## START Raw data
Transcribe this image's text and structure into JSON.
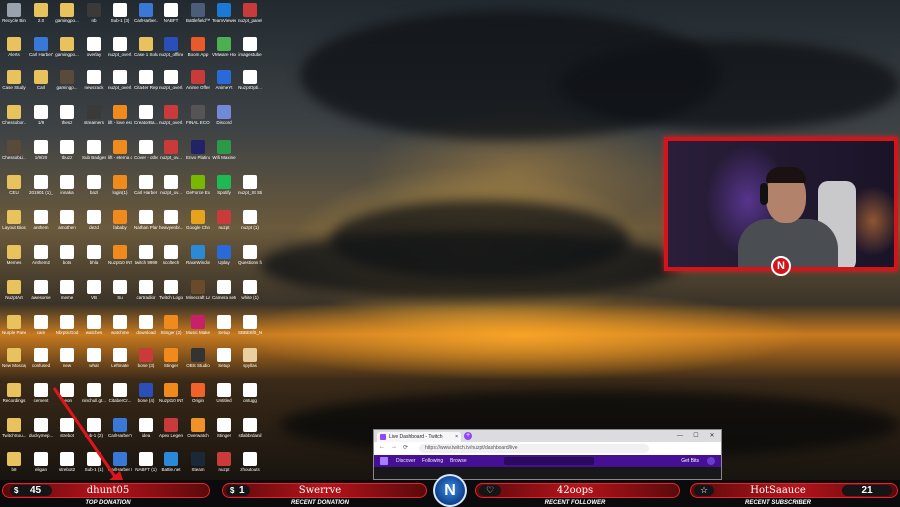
{
  "desktop": {
    "icons": [
      {
        "label": "Recycle Bin",
        "color": "#9aa3ad",
        "col": 0,
        "row": 0
      },
      {
        "label": "2.0",
        "color": "#e8c25c",
        "col": 1,
        "row": 0
      },
      {
        "label": "gamingpo...",
        "color": "#e8c25c",
        "col": 2,
        "row": 0
      },
      {
        "label": "nb",
        "color": "#3a3a3a",
        "col": 3,
        "row": 0
      },
      {
        "label": "Sub-1 (3)",
        "color": "#ffffff",
        "col": 4,
        "row": 0
      },
      {
        "label": "CarlHarber...",
        "color": "#3a78d8",
        "col": 5,
        "row": 0
      },
      {
        "label": "NABFT",
        "color": "#ffffff",
        "col": 6,
        "row": 0
      },
      {
        "label": "Battlefield™ V",
        "color": "#4b5d78",
        "col": 7,
        "row": 0
      },
      {
        "label": "TeamViewer 14",
        "color": "#1b7ad8",
        "col": 8,
        "row": 0
      },
      {
        "label": "nuzpt_panels",
        "color": "#c93a3a",
        "col": 9,
        "row": 0
      },
      {
        "label": "Alerts",
        "color": "#e8c25c",
        "col": 0,
        "row": 1
      },
      {
        "label": "Carl Harber's Resume (1)",
        "color": "#3a78d8",
        "col": 1,
        "row": 1
      },
      {
        "label": "gamingpo...",
        "color": "#e8c25c",
        "col": 2,
        "row": 1
      },
      {
        "label": "overlay",
        "color": "#ffffff",
        "col": 3,
        "row": 1
      },
      {
        "label": "nuzpt_overl...",
        "color": "#ffffff",
        "col": 4,
        "row": 1
      },
      {
        "label": "Case 1 Solutions",
        "color": "#e8c25c",
        "col": 5,
        "row": 1
      },
      {
        "label": "nuzpt_offline",
        "color": "#2a4fb8",
        "col": 6,
        "row": 1
      },
      {
        "label": "Boom App",
        "color": "#e85a2a",
        "col": 7,
        "row": 1
      },
      {
        "label": "VMware Horiz...",
        "color": "#4caf50",
        "col": 8,
        "row": 1
      },
      {
        "label": "imagestube",
        "color": "#ffffff",
        "col": 9,
        "row": 1
      },
      {
        "label": "Case Study",
        "color": "#e8c25c",
        "col": 0,
        "row": 2
      },
      {
        "label": "Carl",
        "color": "#e8c25c",
        "col": 1,
        "row": 2
      },
      {
        "label": "gamingp...",
        "color": "#5a4a3a",
        "col": 2,
        "row": 2
      },
      {
        "label": "newcrack",
        "color": "#ffffff",
        "col": 3,
        "row": 2
      },
      {
        "label": "nuzpt_overl...",
        "color": "#ffffff",
        "col": 4,
        "row": 2
      },
      {
        "label": "Cita4er Report",
        "color": "#ffffff",
        "col": 5,
        "row": 2
      },
      {
        "label": "nuzpt_overl...",
        "color": "#ffffff",
        "col": 6,
        "row": 2
      },
      {
        "label": "Anime Offer",
        "color": "#c93a3a",
        "col": 7,
        "row": 2
      },
      {
        "label": "AnimeYt",
        "color": "#2a6ad8",
        "col": 8,
        "row": 2
      },
      {
        "label": "NuzptOpti...",
        "color": "#ffffff",
        "col": 9,
        "row": 2
      },
      {
        "label": "Chessobor...",
        "color": "#e8c25c",
        "col": 0,
        "row": 3
      },
      {
        "label": "1/9",
        "color": "#ffffff",
        "col": 1,
        "row": 3
      },
      {
        "label": "thesz",
        "color": "#ffffff",
        "col": 2,
        "row": 3
      },
      {
        "label": "streamers",
        "color": "#3a3a3a",
        "col": 3,
        "row": 3
      },
      {
        "label": "lift - love escape (fr...",
        "color": "#f08a1c",
        "col": 4,
        "row": 3
      },
      {
        "label": "CreatorBa...",
        "color": "#ffffff",
        "col": 5,
        "row": 3
      },
      {
        "label": "nuzpt_overl...",
        "color": "#c93a3a",
        "col": 6,
        "row": 3
      },
      {
        "label": "FINAL ECOMP (1)",
        "color": "#555555",
        "col": 7,
        "row": 3
      },
      {
        "label": "Discord",
        "color": "#7289da",
        "col": 8,
        "row": 3
      },
      {
        "label": "ChessobLi...",
        "color": "#5a4a3a",
        "col": 0,
        "row": 4
      },
      {
        "label": "1/9/20",
        "color": "#ffffff",
        "col": 1,
        "row": 4
      },
      {
        "label": "tbuzz",
        "color": "#ffffff",
        "col": 2,
        "row": 4
      },
      {
        "label": "Sub Badges",
        "color": "#ffffff",
        "col": 3,
        "row": 4
      },
      {
        "label": "lift - eterna de gonfon",
        "color": "#f08a1c",
        "col": 4,
        "row": 4
      },
      {
        "label": "Cover - other images",
        "color": "#ffffff",
        "col": 5,
        "row": 4
      },
      {
        "label": "nuzpt_ov...",
        "color": "#c93a3a",
        "col": 6,
        "row": 4
      },
      {
        "label": "Envo Platinum",
        "color": "#222266",
        "col": 7,
        "row": 4
      },
      {
        "label": "Wifi Maxine",
        "color": "#2a9a4a",
        "col": 8,
        "row": 4
      },
      {
        "label": "CEU",
        "color": "#e8c25c",
        "col": 0,
        "row": 5
      },
      {
        "label": "201901 (1)_...",
        "color": "#ffffff",
        "col": 1,
        "row": 5
      },
      {
        "label": "innaka",
        "color": "#ffffff",
        "col": 2,
        "row": 5
      },
      {
        "label": "bazl",
        "color": "#ffffff",
        "col": 3,
        "row": 5
      },
      {
        "label": "login(1)",
        "color": "#f08a1c",
        "col": 4,
        "row": 5
      },
      {
        "label": "Carl Harber Resume",
        "color": "#ffffff",
        "col": 5,
        "row": 5
      },
      {
        "label": "nuzpt_ov...",
        "color": "#ffffff",
        "col": 6,
        "row": 5
      },
      {
        "label": "GeForce Experience",
        "color": "#76b900",
        "col": 7,
        "row": 5
      },
      {
        "label": "Spotify",
        "color": "#1db954",
        "col": 8,
        "row": 5
      },
      {
        "label": "nuzpt_St Stickers (1)",
        "color": "#ffffff",
        "col": 9,
        "row": 5
      },
      {
        "label": "Layout Bios",
        "color": "#e8c25c",
        "col": 0,
        "row": 6
      },
      {
        "label": "anthem",
        "color": "#ffffff",
        "col": 1,
        "row": 6
      },
      {
        "label": "amothen",
        "color": "#ffffff",
        "col": 2,
        "row": 6
      },
      {
        "label": "dezd",
        "color": "#ffffff",
        "col": 3,
        "row": 6
      },
      {
        "label": "fababy",
        "color": "#f08a1c",
        "col": 4,
        "row": 6
      },
      {
        "label": "Nathan Plan Copy",
        "color": "#ffffff",
        "col": 5,
        "row": 6
      },
      {
        "label": "heavyenbr...",
        "color": "#ffffff",
        "col": 6,
        "row": 6
      },
      {
        "label": "Google Chrome",
        "color": "#e8a31c",
        "col": 7,
        "row": 6
      },
      {
        "label": "nuzpt",
        "color": "#c93a3a",
        "col": 8,
        "row": 6
      },
      {
        "label": "nuzpt (1)",
        "color": "#ffffff",
        "col": 9,
        "row": 6
      },
      {
        "label": "Memes",
        "color": "#e8c25c",
        "col": 0,
        "row": 7
      },
      {
        "label": "Anthem2",
        "color": "#ffffff",
        "col": 1,
        "row": 7
      },
      {
        "label": "bots",
        "color": "#ffffff",
        "col": 2,
        "row": 7
      },
      {
        "label": "bhla",
        "color": "#ffffff",
        "col": 3,
        "row": 7
      },
      {
        "label": "Nuzpt10 INTRO 164",
        "color": "#f08a1c",
        "col": 4,
        "row": 7
      },
      {
        "label": "twitch 9999",
        "color": "#ffffff",
        "col": 5,
        "row": 7
      },
      {
        "label": "scoltech",
        "color": "#ffffff",
        "col": 6,
        "row": 7
      },
      {
        "label": "RaxeWindow",
        "color": "#2a8ad8",
        "col": 7,
        "row": 7
      },
      {
        "label": "Uplay",
        "color": "#2a6ad8",
        "col": 8,
        "row": 7
      },
      {
        "label": "Questions for Ross Scott (1)",
        "color": "#ffffff",
        "col": 9,
        "row": 7
      },
      {
        "label": "NuzptArt",
        "color": "#e8c25c",
        "col": 0,
        "row": 8
      },
      {
        "label": "awesome",
        "color": "#ffffff",
        "col": 1,
        "row": 8
      },
      {
        "label": "meme",
        "color": "#ffffff",
        "col": 2,
        "row": 8
      },
      {
        "label": "VB",
        "color": "#ffffff",
        "col": 3,
        "row": 8
      },
      {
        "label": "Su",
        "color": "#ffffff",
        "col": 4,
        "row": 8
      },
      {
        "label": "cartradior",
        "color": "#ffffff",
        "col": 5,
        "row": 8
      },
      {
        "label": "Twitch Logo",
        "color": "#ffffff",
        "col": 6,
        "row": 8
      },
      {
        "label": "Minecraft Launcher",
        "color": "#6a4a2a",
        "col": 7,
        "row": 8
      },
      {
        "label": "Camera setup",
        "color": "#ffffff",
        "col": 8,
        "row": 8
      },
      {
        "label": "white (1)",
        "color": "#ffffff",
        "col": 9,
        "row": 8
      },
      {
        "label": "Nurple Panels",
        "color": "#e8c25c",
        "col": 0,
        "row": 9
      },
      {
        "label": "cam",
        "color": "#ffffff",
        "col": 1,
        "row": 9
      },
      {
        "label": "NbrpticGod",
        "color": "#ffffff",
        "col": 2,
        "row": 9
      },
      {
        "label": "watches",
        "color": "#ffffff",
        "col": 3,
        "row": 9
      },
      {
        "label": "watchme",
        "color": "#ffffff",
        "col": 4,
        "row": 9
      },
      {
        "label": "download",
        "color": "#ffffff",
        "col": 5,
        "row": 9
      },
      {
        "label": "Stinger (2)",
        "color": "#f08a1c",
        "col": 6,
        "row": 9
      },
      {
        "label": "Music Maker",
        "color": "#c9206a",
        "col": 7,
        "row": 9
      },
      {
        "label": "Setup",
        "color": "#ffffff",
        "col": 8,
        "row": 9
      },
      {
        "label": "SBBE6f0_N...",
        "color": "#ffffff",
        "col": 9,
        "row": 9
      },
      {
        "label": "New Moscaped",
        "color": "#e8c25c",
        "col": 0,
        "row": 10
      },
      {
        "label": "confused",
        "color": "#ffffff",
        "col": 1,
        "row": 10
      },
      {
        "label": "new",
        "color": "#ffffff",
        "col": 2,
        "row": 10
      },
      {
        "label": "what",
        "color": "#ffffff",
        "col": 3,
        "row": 10
      },
      {
        "label": "Leftmate",
        "color": "#ffffff",
        "col": 4,
        "row": 10
      },
      {
        "label": "bone (3)",
        "color": "#c93a3a",
        "col": 5,
        "row": 10
      },
      {
        "label": "Stinger",
        "color": "#f08a1c",
        "col": 6,
        "row": 10
      },
      {
        "label": "OBS Studio",
        "color": "#333333",
        "col": 7,
        "row": 10
      },
      {
        "label": "Setup",
        "color": "#ffffff",
        "col": 8,
        "row": 10
      },
      {
        "label": "spyllas",
        "color": "#e8d0a0",
        "col": 9,
        "row": 10
      },
      {
        "label": "Recordings",
        "color": "#e8c25c",
        "col": 0,
        "row": 11
      },
      {
        "label": "cement",
        "color": "#ffffff",
        "col": 1,
        "row": 11
      },
      {
        "label": "neon",
        "color": "#ffffff",
        "col": 2,
        "row": 11
      },
      {
        "label": "ninchull.gt...",
        "color": "#ffffff",
        "col": 3,
        "row": 11
      },
      {
        "label": "CitaberCr...",
        "color": "#ffffff",
        "col": 4,
        "row": 11
      },
      {
        "label": "bone (4)",
        "color": "#2a4fb8",
        "col": 5,
        "row": 11
      },
      {
        "label": "Nuzpt10 INTRO 168",
        "color": "#f08a1c",
        "col": 6,
        "row": 11
      },
      {
        "label": "Origin",
        "color": "#f0622a",
        "col": 7,
        "row": 11
      },
      {
        "label": "Untitled",
        "color": "#ffffff",
        "col": 8,
        "row": 11
      },
      {
        "label": "ontugg",
        "color": "#ffffff",
        "col": 9,
        "row": 11
      },
      {
        "label": "TwitchSou...",
        "color": "#e8c25c",
        "col": 0,
        "row": 12
      },
      {
        "label": "duckymep...",
        "color": "#ffffff",
        "col": 1,
        "row": 12
      },
      {
        "label": "strebot",
        "color": "#ffffff",
        "col": 2,
        "row": 12
      },
      {
        "label": "sub-1 (2)",
        "color": "#ffffff",
        "col": 3,
        "row": 12
      },
      {
        "label": "CarlHarber's Resume(1)",
        "color": "#3a78d8",
        "col": 4,
        "row": 12
      },
      {
        "label": "idea",
        "color": "#ffffff",
        "col": 5,
        "row": 12
      },
      {
        "label": "Apex Legends",
        "color": "#c93a3a",
        "col": 6,
        "row": 12
      },
      {
        "label": "Overwatch",
        "color": "#f0922a",
        "col": 7,
        "row": 12
      },
      {
        "label": "Stinger",
        "color": "#ffffff",
        "col": 8,
        "row": 12
      },
      {
        "label": "stlabbrdanil",
        "color": "#ffffff",
        "col": 9,
        "row": 12
      },
      {
        "label": "b8",
        "color": "#e8c25c",
        "col": 0,
        "row": 13
      },
      {
        "label": "eligan",
        "color": "#ffffff",
        "col": 1,
        "row": 13
      },
      {
        "label": "strebot2",
        "color": "#ffffff",
        "col": 2,
        "row": 13
      },
      {
        "label": "Sub-1 (1)",
        "color": "#ffffff",
        "col": 3,
        "row": 13
      },
      {
        "label": "CarlHarber Nelson",
        "color": "#3a78d8",
        "col": 4,
        "row": 13
      },
      {
        "label": "NABFT (1)",
        "color": "#ffffff",
        "col": 5,
        "row": 13
      },
      {
        "label": "Battle.net",
        "color": "#2a8ad8",
        "col": 6,
        "row": 13
      },
      {
        "label": "Steam",
        "color": "#1b2838",
        "col": 7,
        "row": 13
      },
      {
        "label": "nuzpt",
        "color": "#c93a3a",
        "col": 8,
        "row": 13
      },
      {
        "label": "zhoutouts",
        "color": "#ffffff",
        "col": 9,
        "row": 13
      }
    ]
  },
  "webcam": {
    "logo_glyph": "N"
  },
  "browser": {
    "tab_title": "Live Dashboard - Twitch",
    "tab_close": "×",
    "new_tab": "+",
    "win_min": "—",
    "win_max": "☐",
    "win_close": "✕",
    "back": "←",
    "forward": "→",
    "reload": "⟳",
    "url": "https://www.twitch.tv/nuzpt/dashboard/live",
    "nav_discover": "Discover",
    "nav_following": "Following",
    "nav_browse": "Browse",
    "get_bits": "Get Bits"
  },
  "overlay": {
    "top_donation": {
      "amount": "45",
      "icon": "$",
      "name": "dhunt05",
      "caption": "TOP DONATION"
    },
    "recent_donation": {
      "amount": "1",
      "icon": "$",
      "name": "Swerrve",
      "caption": "RECENT DONATION"
    },
    "center_logo_glyph": "N",
    "recent_follower": {
      "icon": "♡",
      "name": "42oops",
      "caption": "RECENT FOLLOWER"
    },
    "recent_subscriber": {
      "icon": "☆",
      "name": "HotSaauce",
      "count": "21",
      "caption": "RECENT SUBSCRIBER"
    }
  },
  "colors": {
    "overlay_red": "#d4141b",
    "twitch_purple": "#451093",
    "center_logo_blue": "#2a6ad8"
  }
}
## END Raw data
**Goal**
Pick out and copy the lines of the entries that hold the string "caption".

**Solution**
      "caption": "TOP DONATION"
      "caption": "RECENT DONATION"
      "caption": "RECENT FOLLOWER"
      "caption": "RECENT SUBSCRIBER"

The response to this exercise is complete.